## Do this
Please duplicate the lines in the records below, beginning at the line that contains "mongolia-export-restrictions-label: Export Restrictions" and stopping after the line that contains "mongolia-state-ownership-card bbox=[25, 247, 259, 343]".

## Input for this task

====================

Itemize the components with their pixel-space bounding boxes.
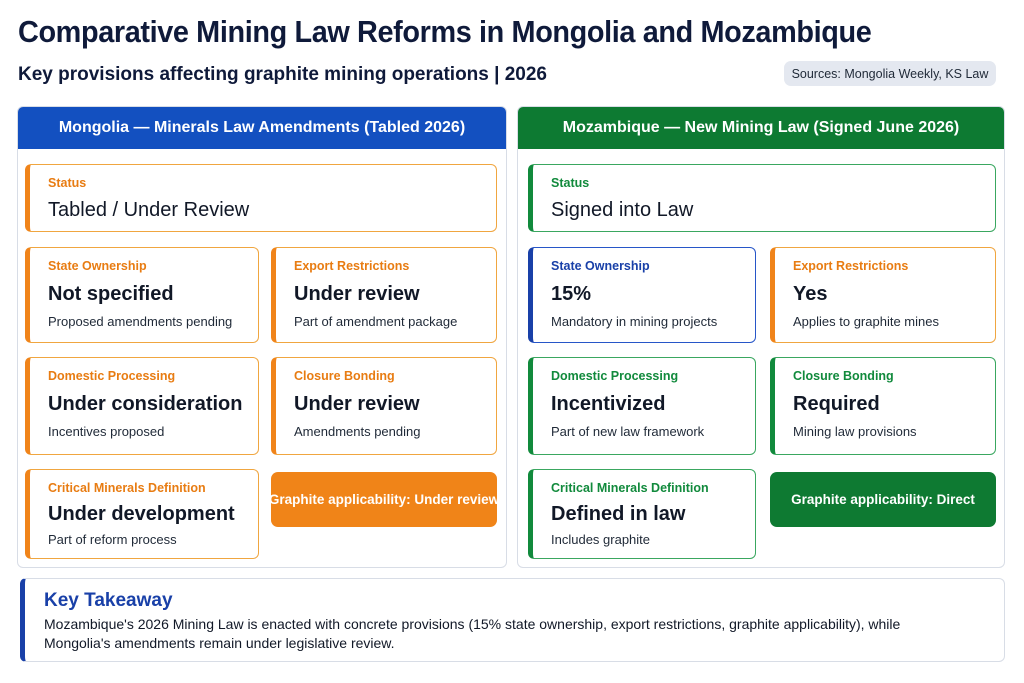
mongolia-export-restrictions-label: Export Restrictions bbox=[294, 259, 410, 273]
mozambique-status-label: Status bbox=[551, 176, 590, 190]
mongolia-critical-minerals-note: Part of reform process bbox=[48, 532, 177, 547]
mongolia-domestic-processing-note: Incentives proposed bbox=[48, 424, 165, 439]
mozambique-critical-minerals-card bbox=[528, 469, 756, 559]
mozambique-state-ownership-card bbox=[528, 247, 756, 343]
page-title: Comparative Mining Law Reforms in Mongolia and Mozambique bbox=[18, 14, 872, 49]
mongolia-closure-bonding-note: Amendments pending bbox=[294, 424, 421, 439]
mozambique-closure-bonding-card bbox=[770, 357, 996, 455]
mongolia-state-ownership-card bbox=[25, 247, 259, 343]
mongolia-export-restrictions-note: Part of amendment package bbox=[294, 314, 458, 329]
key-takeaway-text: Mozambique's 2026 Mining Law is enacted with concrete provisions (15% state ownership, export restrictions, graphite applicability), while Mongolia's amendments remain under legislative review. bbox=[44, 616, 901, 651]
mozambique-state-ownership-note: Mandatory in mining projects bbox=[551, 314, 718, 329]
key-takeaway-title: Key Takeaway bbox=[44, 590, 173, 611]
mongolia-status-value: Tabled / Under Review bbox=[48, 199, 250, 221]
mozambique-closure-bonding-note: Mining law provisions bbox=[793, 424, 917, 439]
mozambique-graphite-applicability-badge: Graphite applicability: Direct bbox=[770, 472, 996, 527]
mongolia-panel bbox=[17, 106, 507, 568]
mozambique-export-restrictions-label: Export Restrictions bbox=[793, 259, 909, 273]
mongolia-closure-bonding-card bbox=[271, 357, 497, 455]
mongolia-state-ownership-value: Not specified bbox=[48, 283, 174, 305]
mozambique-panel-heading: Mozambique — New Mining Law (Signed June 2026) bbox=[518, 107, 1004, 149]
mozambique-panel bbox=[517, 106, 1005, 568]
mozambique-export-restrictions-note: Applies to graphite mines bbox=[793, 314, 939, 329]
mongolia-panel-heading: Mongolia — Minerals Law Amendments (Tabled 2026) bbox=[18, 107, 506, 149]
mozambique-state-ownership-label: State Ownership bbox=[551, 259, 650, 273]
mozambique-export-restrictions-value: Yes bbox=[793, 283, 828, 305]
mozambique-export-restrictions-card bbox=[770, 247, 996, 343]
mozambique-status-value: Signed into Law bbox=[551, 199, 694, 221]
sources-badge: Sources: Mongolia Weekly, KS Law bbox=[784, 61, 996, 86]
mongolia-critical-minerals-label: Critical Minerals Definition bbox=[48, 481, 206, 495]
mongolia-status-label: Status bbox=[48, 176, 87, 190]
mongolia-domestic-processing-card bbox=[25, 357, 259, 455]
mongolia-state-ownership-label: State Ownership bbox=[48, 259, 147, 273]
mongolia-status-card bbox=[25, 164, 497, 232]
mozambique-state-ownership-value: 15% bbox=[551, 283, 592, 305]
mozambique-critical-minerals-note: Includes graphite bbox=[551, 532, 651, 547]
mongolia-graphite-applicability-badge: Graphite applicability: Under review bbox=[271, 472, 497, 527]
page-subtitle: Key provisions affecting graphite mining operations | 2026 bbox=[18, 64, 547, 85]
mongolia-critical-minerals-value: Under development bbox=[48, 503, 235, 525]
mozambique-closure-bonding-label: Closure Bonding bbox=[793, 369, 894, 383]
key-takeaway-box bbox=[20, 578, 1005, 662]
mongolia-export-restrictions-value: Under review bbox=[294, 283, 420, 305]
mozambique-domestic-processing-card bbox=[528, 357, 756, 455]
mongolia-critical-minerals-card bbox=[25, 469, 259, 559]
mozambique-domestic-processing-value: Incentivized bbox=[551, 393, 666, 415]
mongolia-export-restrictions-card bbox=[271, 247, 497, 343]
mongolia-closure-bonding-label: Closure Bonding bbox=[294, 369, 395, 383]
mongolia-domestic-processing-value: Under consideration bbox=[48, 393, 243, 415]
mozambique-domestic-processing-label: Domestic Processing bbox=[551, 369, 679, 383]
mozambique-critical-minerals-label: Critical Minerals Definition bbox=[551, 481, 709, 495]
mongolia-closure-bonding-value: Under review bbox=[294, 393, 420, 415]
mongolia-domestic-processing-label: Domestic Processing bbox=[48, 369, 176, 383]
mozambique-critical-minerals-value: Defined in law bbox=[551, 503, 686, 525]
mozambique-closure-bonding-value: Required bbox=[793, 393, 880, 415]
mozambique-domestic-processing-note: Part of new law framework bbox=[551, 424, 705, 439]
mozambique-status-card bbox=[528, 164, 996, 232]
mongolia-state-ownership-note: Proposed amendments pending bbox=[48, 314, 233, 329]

====================

## Solution to the problem
mongolia-export-restrictions-label: Export Restrictions bbox=[294, 259, 410, 273]
mozambique-status-label: Status bbox=[551, 176, 590, 190]
mongolia-critical-minerals-note: Part of reform process bbox=[48, 532, 177, 547]
mongolia-domestic-processing-note: Incentives proposed bbox=[48, 424, 165, 439]
mozambique-critical-minerals-card bbox=[528, 469, 756, 559]
mozambique-state-ownership-card bbox=[528, 247, 756, 343]
page-title: Comparative Mining Law Reforms in Mongolia and Mozambique bbox=[18, 14, 872, 49]
mongolia-closure-bonding-note: Amendments pending bbox=[294, 424, 421, 439]
mozambique-closure-bonding-card bbox=[770, 357, 996, 455]
mongolia-state-ownership-card bbox=[25, 247, 259, 343]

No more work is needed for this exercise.